§ **What is expected**
The records below must be output exactly, without pictures.

───── Task input

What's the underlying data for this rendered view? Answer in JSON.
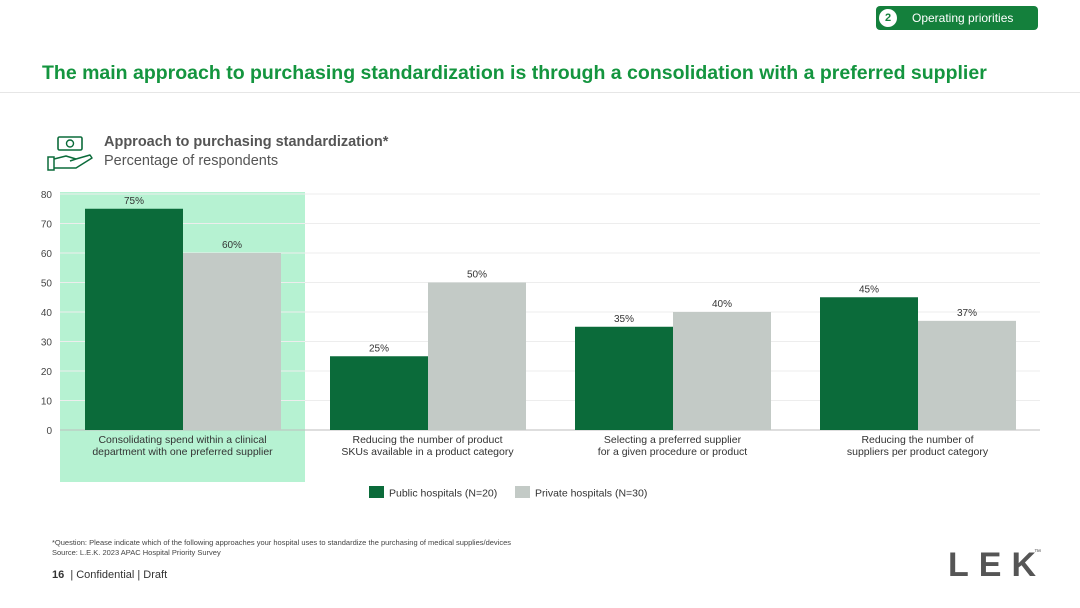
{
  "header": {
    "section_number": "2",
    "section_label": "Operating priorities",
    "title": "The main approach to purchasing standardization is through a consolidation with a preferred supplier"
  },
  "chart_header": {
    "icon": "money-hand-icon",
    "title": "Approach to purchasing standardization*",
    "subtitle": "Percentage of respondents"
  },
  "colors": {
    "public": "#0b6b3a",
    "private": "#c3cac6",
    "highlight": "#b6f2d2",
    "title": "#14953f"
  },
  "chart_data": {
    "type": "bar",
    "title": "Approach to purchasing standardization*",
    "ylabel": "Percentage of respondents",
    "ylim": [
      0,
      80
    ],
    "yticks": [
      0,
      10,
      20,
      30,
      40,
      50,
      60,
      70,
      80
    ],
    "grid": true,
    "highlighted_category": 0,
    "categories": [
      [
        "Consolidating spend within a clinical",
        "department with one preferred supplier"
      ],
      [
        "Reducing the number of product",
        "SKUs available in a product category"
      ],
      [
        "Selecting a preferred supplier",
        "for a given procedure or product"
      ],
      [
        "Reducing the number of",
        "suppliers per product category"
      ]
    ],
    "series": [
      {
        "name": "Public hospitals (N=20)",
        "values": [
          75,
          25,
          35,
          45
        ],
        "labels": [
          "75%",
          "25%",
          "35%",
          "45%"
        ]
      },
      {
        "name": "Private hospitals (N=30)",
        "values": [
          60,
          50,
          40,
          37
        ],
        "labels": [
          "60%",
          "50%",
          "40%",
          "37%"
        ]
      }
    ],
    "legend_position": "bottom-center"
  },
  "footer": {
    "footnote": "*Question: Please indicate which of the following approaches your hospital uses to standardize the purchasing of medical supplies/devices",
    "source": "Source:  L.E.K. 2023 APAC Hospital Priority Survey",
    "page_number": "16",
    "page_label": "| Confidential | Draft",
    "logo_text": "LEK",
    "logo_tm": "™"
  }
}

──────────

§ **Worked answer**
What's the underlying data for this rendered view? Answer in JSON.
{
  "header": {
    "section_number": "2",
    "section_label": "Operating priorities",
    "title": "The main approach to purchasing standardization is through a consolidation with a preferred supplier"
  },
  "chart_header": {
    "icon": "money-hand-icon",
    "title": "Approach to purchasing standardization*",
    "subtitle": "Percentage of respondents"
  },
  "colors": {
    "public": "#0b6b3a",
    "private": "#c3cac6",
    "highlight": "#b6f2d2",
    "title": "#14953f"
  },
  "chart_data": {
    "type": "bar",
    "title": "Approach to purchasing standardization*",
    "ylabel": "Percentage of respondents",
    "ylim": [
      0,
      80
    ],
    "yticks": [
      0,
      10,
      20,
      30,
      40,
      50,
      60,
      70,
      80
    ],
    "grid": true,
    "highlighted_category": 0,
    "categories": [
      [
        "Consolidating spend within a clinical",
        "department with one preferred supplier"
      ],
      [
        "Reducing the number of product",
        "SKUs available in a product category"
      ],
      [
        "Selecting a preferred supplier",
        "for a given procedure or product"
      ],
      [
        "Reducing the number of",
        "suppliers per product category"
      ]
    ],
    "series": [
      {
        "name": "Public hospitals (N=20)",
        "values": [
          75,
          25,
          35,
          45
        ],
        "labels": [
          "75%",
          "25%",
          "35%",
          "45%"
        ]
      },
      {
        "name": "Private hospitals (N=30)",
        "values": [
          60,
          50,
          40,
          37
        ],
        "labels": [
          "60%",
          "50%",
          "40%",
          "37%"
        ]
      }
    ],
    "legend_position": "bottom-center"
  },
  "footer": {
    "footnote": "*Question: Please indicate which of the following approaches your hospital uses to standardize the purchasing of medical supplies/devices",
    "source": "Source:  L.E.K. 2023 APAC Hospital Priority Survey",
    "page_number": "16",
    "page_label": "| Confidential | Draft",
    "logo_text": "LEK",
    "logo_tm": "™"
  }
}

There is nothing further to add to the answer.